PROBLEM DESCRIPTION: Will you give the material below again, every line exactly as it is?

DATA SHOWN:
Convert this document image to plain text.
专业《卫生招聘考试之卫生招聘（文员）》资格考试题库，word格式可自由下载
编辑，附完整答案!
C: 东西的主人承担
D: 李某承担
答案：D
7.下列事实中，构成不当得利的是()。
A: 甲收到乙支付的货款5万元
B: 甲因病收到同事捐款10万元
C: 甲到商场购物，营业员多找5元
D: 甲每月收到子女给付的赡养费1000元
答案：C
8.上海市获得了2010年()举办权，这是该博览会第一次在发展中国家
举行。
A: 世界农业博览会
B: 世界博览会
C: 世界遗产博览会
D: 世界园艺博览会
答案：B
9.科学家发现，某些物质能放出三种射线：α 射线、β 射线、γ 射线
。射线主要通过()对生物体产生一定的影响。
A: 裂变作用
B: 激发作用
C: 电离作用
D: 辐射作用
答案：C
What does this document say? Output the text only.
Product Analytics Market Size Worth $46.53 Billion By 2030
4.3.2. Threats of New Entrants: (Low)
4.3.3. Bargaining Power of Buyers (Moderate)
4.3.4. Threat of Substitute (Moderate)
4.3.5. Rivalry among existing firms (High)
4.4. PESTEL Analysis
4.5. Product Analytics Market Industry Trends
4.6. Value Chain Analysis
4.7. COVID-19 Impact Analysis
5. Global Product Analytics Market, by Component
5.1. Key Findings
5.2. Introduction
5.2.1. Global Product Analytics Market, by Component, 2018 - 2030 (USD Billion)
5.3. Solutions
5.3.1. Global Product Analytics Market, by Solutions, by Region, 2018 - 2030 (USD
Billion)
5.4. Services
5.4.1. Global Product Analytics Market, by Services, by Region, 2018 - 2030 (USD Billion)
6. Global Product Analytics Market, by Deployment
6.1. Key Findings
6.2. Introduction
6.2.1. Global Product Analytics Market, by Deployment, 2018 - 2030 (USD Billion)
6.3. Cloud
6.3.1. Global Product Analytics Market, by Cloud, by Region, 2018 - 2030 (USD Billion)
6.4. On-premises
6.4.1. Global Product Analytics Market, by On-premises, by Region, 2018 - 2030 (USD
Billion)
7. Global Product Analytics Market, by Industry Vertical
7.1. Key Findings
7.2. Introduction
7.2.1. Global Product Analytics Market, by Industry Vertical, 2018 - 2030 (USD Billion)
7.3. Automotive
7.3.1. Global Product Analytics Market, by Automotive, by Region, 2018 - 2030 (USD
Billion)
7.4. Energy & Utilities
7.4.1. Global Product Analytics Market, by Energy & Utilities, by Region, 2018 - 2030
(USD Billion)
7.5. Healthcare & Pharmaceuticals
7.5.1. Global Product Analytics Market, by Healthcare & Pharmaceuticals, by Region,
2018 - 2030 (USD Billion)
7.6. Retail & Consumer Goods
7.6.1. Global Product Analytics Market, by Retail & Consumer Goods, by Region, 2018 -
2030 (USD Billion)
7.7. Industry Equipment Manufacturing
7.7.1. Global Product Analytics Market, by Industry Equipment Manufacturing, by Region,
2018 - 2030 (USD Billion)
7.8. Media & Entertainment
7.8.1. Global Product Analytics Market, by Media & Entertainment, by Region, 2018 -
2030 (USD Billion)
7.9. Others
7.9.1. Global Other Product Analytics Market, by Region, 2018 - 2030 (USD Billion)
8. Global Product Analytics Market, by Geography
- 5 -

EXERCISE RESULT:
Convert this document image to plain text.
专业《卫生招聘考试之卫生招聘（文员）》资格考试题库，word格式可自由下载
编辑，附完整答案!
C: 东西的主人承担
D: 李某承担
答案：D
7.下列事实中，构成不当得利的是()。
A: 甲收到乙支付的货款5万元
B: 甲因病收到同事捐款10万元
C: 甲到商场购物，营业员多找5元
D: 甲每月收到子女给付的赡养费1000元
答案：C
8.上海市获得了2010年()举办权，这是该博览会第一次在发展中国家
举行。
A: 世界农业博览会
B: 世界博览会
C: 世界遗产博览会
D: 世界园艺博览会
答案：B
9.科学家发现，某些物质能放出三种射线：α 射线、β 射线、γ 射线
。射线主要通过()对生物体产生一定的影响。
A: 裂变作用
B: 激发作用
C: 电离作用
D: 辐射作用
答案：C
What does this document say? Output the text only.
Product Analytics Market Size Worth $46.53 Billion By 2030
4.3.2. Threats of New Entrants: (Low)
4.3.3. Bargaining Power of Buyers (Moderate)
4.3.4. Threat of Substitute (Moderate)
4.3.5. Rivalry among existing firms (High)
4.4. PESTEL Analysis
4.5. Product Analytics Market Industry Trends
4.6. Value Chain Analysis
4.7. COVID-19 Impact Analysis
5. Global Product Analytics Market, by Component
5.1. Key Findings
5.2. Introduction
5.2.1. Global Product Analytics Market, by Component, 2018 - 2030 (USD Billion)
5.3. Solutions
5.3.1. Global Product Analytics Market, by Solutions, by Region, 2018 - 2030 (USD
Billion)
5.4. Services
5.4.1. Global Product Analytics Market, by Services, by Region, 2018 - 2030 (USD Billion)
6. Global Product Analytics Market, by Deployment
6.1. Key Findings
6.2. Introduction
6.2.1. Global Product Analytics Market, by Deployment, 2018 - 2030 (USD Billion)
6.3. Cloud
6.3.1. Global Product Analytics Market, by Cloud, by Region, 2018 - 2030 (USD Billion)
6.4. On-premises
6.4.1. Global Product Analytics Market, by On-premises, by Region, 2018 - 2030 (USD
Billion)
7. Global Product Analytics Market, by Industry Vertical
7.1. Key Findings
7.2. Introduction
7.2.1. Global Product Analytics Market, by Industry Vertical, 2018 - 2030 (USD Billion)
7.3. Automotive
7.3.1. Global Product Analytics Market, by Automotive, by Region, 2018 - 2030 (USD
Billion)
7.4. Energy & Utilities
7.4.1. Global Product Analytics Market, by Energy & Utilities, by Region, 2018 - 2030
(USD Billion)
7.5. Healthcare & Pharmaceuticals
7.5.1. Global Product Analytics Market, by Healthcare & Pharmaceuticals, by Region,
2018 - 2030 (USD Billion)
7.6. Retail & Consumer Goods
7.6.1. Global Product Analytics Market, by Retail & Consumer Goods, by Region, 2018 -
2030 (USD Billion)
7.7. Industry Equipment Manufacturing
7.7.1. Global Product Analytics Market, by Industry Equipment Manufacturing, by Region,
2018 - 2030 (USD Billion)
7.8. Media & Entertainment
7.8.1. Global Product Analytics Market, by Media & Entertainment, by Region, 2018 -
2030 (USD Billion)
7.9. Others
7.9.1. Global Other Product Analytics Market, by Region, 2018 - 2030 (USD Billion)
8. Global Product Analytics Market, by Geography
- 5 -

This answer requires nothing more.